*** Extracted information ***

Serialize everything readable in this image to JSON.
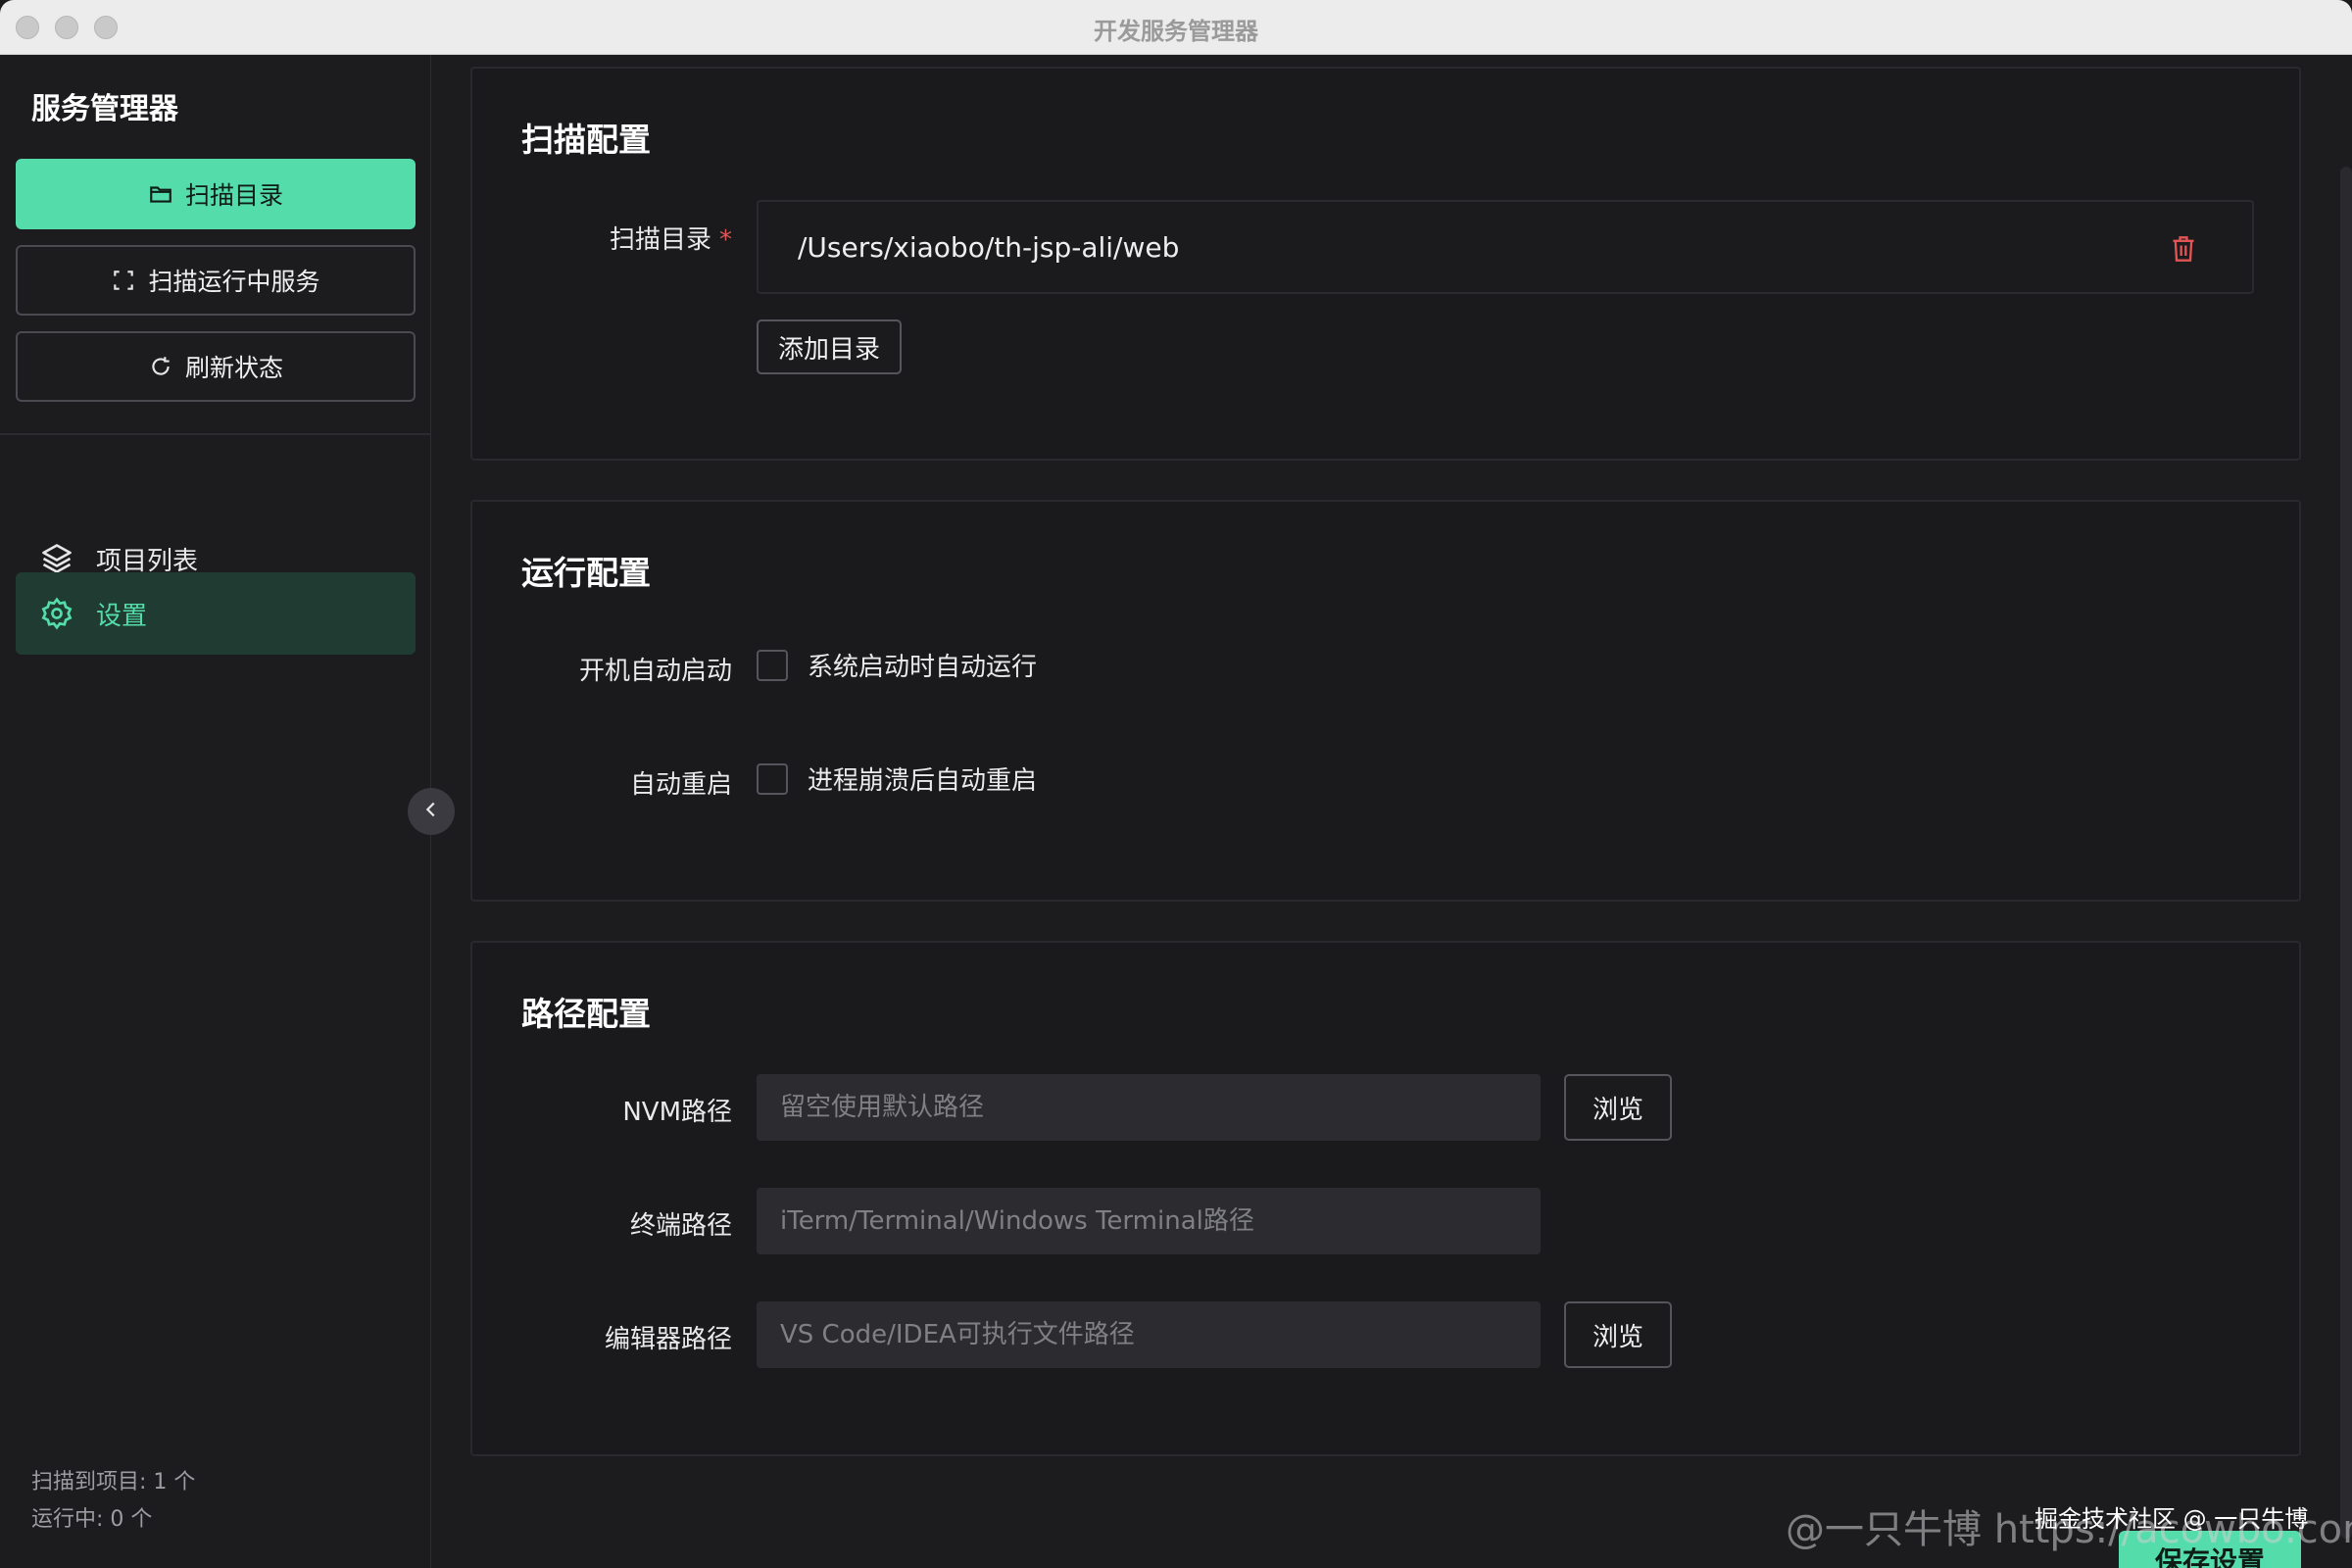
{
  "window": {
    "title": "开发服务管理器"
  },
  "sidebar": {
    "brand": "服务管理器",
    "actions": [
      {
        "label": "扫描目录",
        "icon": "folder-icon"
      },
      {
        "label": "扫描运行中服务",
        "icon": "scan-frame-icon"
      },
      {
        "label": "刷新状态",
        "icon": "refresh-icon"
      }
    ],
    "nav": [
      {
        "label": "项目列表",
        "icon": "layers-icon"
      },
      {
        "label": "设置",
        "icon": "gear-icon",
        "active": true
      }
    ],
    "stats": {
      "scanned": "扫描到项目: 1 个",
      "running": "运行中: 0 个"
    }
  },
  "scan_config": {
    "title": "扫描配置",
    "dir_label": "扫描目录",
    "required_mark": "*",
    "dir_value": "/Users/xiaobo/th-jsp-ali/web",
    "add_dir": "添加目录"
  },
  "run_config": {
    "title": "运行配置",
    "autostart_label": "开机自动启动",
    "autostart_text": "系统启动时自动运行",
    "autostart_checked": false,
    "autorestart_label": "自动重启",
    "autorestart_text": "进程崩溃后自动重启",
    "autorestart_checked": false
  },
  "path_config": {
    "title": "路径配置",
    "nvm_label": "NVM路径",
    "nvm_placeholder": "留空使用默认路径",
    "nvm_value": "",
    "terminal_label": "终端路径",
    "terminal_placeholder": "iTerm/Terminal/Windows Terminal路径",
    "terminal_value": "",
    "editor_label": "编辑器路径",
    "editor_placeholder": "VS Code/IDEA可执行文件路径",
    "editor_value": "",
    "browse": "浏览"
  },
  "footer": {
    "save": "保存设置",
    "watermark": "@一只牛博 https://acowbo.com",
    "community": "掘金技术社区 @ 一只牛博"
  },
  "colors": {
    "accent": "#54dcab",
    "active_bg": "#1f3b32",
    "danger": "#e25555",
    "bg": "#1c1c1f"
  }
}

***

Each record must be quoted in full and exactly. Do not include the pictures.

* [Output below]
Serialize everything readable in this image to JSON.
{
  "window": {
    "title": "开发服务管理器"
  },
  "sidebar": {
    "brand": "服务管理器",
    "actions": [
      {
        "label": "扫描目录",
        "icon": "folder-icon"
      },
      {
        "label": "扫描运行中服务",
        "icon": "scan-frame-icon"
      },
      {
        "label": "刷新状态",
        "icon": "refresh-icon"
      }
    ],
    "nav": [
      {
        "label": "项目列表",
        "icon": "layers-icon"
      },
      {
        "label": "设置",
        "icon": "gear-icon",
        "active": true
      }
    ],
    "stats": {
      "scanned": "扫描到项目: 1 个",
      "running": "运行中: 0 个"
    }
  },
  "scan_config": {
    "title": "扫描配置",
    "dir_label": "扫描目录",
    "required_mark": "*",
    "dir_value": "/Users/xiaobo/th-jsp-ali/web",
    "add_dir": "添加目录"
  },
  "run_config": {
    "title": "运行配置",
    "autostart_label": "开机自动启动",
    "autostart_text": "系统启动时自动运行",
    "autostart_checked": false,
    "autorestart_label": "自动重启",
    "autorestart_text": "进程崩溃后自动重启",
    "autorestart_checked": false
  },
  "path_config": {
    "title": "路径配置",
    "nvm_label": "NVM路径",
    "nvm_placeholder": "留空使用默认路径",
    "nvm_value": "",
    "terminal_label": "终端路径",
    "terminal_placeholder": "iTerm/Terminal/Windows Terminal路径",
    "terminal_value": "",
    "editor_label": "编辑器路径",
    "editor_placeholder": "VS Code/IDEA可执行文件路径",
    "editor_value": "",
    "browse": "浏览"
  },
  "footer": {
    "save": "保存设置",
    "watermark": "@一只牛博 https://acowbo.com",
    "community": "掘金技术社区 @ 一只牛博"
  },
  "colors": {
    "accent": "#54dcab",
    "active_bg": "#1f3b32",
    "danger": "#e25555",
    "bg": "#1c1c1f"
  }
}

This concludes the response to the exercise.